[start of Exercise materials]

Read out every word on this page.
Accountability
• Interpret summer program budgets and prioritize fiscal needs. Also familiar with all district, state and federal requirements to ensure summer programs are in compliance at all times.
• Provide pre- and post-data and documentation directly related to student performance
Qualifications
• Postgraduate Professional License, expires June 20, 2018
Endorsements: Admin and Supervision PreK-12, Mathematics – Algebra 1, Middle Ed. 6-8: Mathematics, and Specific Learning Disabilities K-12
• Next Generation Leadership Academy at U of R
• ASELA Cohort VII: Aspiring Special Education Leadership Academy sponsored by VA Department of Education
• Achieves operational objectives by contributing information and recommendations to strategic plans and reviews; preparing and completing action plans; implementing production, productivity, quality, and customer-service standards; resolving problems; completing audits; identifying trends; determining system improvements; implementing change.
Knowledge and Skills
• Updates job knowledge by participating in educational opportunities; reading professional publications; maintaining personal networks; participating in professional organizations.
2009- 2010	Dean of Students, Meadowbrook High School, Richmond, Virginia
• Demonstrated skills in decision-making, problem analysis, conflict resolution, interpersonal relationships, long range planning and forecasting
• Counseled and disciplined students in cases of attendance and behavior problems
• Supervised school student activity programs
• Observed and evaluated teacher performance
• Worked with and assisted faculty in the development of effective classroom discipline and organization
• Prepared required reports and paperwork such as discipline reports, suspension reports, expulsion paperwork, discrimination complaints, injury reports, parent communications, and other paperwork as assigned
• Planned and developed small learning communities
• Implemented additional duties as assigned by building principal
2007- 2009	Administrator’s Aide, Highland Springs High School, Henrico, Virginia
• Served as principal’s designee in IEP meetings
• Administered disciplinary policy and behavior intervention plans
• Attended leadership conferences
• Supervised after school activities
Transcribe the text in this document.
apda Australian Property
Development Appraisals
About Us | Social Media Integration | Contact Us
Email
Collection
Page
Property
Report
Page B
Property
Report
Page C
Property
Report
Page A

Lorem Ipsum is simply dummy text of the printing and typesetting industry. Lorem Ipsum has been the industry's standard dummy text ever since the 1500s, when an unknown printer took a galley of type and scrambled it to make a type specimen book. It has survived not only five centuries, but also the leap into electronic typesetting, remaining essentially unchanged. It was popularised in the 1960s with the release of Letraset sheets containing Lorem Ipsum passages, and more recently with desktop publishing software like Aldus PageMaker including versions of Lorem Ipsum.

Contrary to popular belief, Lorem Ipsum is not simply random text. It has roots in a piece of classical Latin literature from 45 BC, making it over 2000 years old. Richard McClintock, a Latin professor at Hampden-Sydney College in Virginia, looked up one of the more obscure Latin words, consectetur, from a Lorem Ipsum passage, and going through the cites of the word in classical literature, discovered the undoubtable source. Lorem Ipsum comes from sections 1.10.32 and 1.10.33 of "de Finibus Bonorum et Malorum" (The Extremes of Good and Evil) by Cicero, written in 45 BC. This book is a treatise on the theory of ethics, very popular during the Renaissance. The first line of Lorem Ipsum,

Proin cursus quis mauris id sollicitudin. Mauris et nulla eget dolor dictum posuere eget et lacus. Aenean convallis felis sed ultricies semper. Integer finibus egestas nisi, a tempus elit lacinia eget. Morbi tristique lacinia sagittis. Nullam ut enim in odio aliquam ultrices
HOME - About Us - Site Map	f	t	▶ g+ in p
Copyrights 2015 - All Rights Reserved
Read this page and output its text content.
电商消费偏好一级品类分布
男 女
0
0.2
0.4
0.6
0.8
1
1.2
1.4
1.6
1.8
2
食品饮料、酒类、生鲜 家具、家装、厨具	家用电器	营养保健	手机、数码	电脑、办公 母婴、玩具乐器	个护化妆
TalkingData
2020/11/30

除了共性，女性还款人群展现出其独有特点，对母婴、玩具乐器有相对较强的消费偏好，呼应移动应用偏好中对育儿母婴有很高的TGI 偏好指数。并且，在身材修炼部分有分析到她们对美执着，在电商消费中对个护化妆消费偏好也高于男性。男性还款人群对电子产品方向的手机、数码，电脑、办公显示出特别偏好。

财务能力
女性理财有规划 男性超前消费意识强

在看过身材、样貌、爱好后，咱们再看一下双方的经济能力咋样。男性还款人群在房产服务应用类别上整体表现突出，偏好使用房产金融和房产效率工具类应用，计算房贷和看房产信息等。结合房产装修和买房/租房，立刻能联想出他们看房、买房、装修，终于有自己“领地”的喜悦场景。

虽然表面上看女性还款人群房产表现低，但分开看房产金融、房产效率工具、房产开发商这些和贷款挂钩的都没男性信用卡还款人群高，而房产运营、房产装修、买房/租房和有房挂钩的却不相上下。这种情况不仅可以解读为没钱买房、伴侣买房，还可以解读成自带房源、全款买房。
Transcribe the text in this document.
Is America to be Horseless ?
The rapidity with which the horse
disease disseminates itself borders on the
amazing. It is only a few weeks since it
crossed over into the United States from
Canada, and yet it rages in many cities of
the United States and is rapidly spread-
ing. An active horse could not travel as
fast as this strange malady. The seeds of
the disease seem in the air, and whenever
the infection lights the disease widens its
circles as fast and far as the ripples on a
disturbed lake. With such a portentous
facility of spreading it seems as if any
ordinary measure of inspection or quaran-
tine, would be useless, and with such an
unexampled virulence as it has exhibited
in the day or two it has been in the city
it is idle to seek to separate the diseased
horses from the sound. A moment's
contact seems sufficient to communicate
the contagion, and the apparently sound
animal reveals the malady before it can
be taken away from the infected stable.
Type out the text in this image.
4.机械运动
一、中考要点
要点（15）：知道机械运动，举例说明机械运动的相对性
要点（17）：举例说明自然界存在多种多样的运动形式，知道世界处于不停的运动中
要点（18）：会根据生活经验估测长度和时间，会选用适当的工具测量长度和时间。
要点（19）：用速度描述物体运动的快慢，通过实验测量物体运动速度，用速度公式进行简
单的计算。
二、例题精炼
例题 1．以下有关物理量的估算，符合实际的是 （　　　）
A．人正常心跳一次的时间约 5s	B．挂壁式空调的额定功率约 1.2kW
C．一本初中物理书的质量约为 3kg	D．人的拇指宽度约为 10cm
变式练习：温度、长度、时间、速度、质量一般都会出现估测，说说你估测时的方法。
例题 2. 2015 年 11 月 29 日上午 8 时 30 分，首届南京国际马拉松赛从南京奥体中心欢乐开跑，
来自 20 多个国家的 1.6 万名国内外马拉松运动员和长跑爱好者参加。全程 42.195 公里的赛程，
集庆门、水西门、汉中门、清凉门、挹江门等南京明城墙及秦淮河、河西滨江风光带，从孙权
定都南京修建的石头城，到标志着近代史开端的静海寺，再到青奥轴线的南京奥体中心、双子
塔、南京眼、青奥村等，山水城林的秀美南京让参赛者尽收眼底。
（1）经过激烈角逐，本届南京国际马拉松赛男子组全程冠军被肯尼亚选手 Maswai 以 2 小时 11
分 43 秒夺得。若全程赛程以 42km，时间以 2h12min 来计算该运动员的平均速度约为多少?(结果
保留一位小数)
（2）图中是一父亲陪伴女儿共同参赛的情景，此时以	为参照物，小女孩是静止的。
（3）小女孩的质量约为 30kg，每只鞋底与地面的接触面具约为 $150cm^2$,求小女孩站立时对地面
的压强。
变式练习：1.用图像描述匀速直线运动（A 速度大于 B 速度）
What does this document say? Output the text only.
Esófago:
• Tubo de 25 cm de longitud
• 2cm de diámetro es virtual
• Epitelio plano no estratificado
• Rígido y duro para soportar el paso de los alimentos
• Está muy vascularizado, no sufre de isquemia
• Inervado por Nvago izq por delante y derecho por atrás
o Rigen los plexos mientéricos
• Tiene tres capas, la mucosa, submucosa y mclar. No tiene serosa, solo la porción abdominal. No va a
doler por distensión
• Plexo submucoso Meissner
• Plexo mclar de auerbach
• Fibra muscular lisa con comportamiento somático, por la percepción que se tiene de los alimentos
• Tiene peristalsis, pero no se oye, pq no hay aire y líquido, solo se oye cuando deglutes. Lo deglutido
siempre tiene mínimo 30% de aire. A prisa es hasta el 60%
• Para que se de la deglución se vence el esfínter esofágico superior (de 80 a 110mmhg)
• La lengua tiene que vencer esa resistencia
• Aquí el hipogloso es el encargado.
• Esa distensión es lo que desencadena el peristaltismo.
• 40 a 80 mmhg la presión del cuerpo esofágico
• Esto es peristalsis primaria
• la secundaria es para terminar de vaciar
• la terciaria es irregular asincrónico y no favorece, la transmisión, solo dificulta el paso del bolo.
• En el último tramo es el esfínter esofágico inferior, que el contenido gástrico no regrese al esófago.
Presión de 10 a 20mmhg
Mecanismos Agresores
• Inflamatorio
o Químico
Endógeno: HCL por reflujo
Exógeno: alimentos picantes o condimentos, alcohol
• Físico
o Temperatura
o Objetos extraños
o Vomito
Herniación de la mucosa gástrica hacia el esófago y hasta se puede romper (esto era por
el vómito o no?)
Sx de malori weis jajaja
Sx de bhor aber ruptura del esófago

[end of Exercise materials]

**What you should do**: From the material above, count the lines that include "States" and give only the total.

**Task result**: 2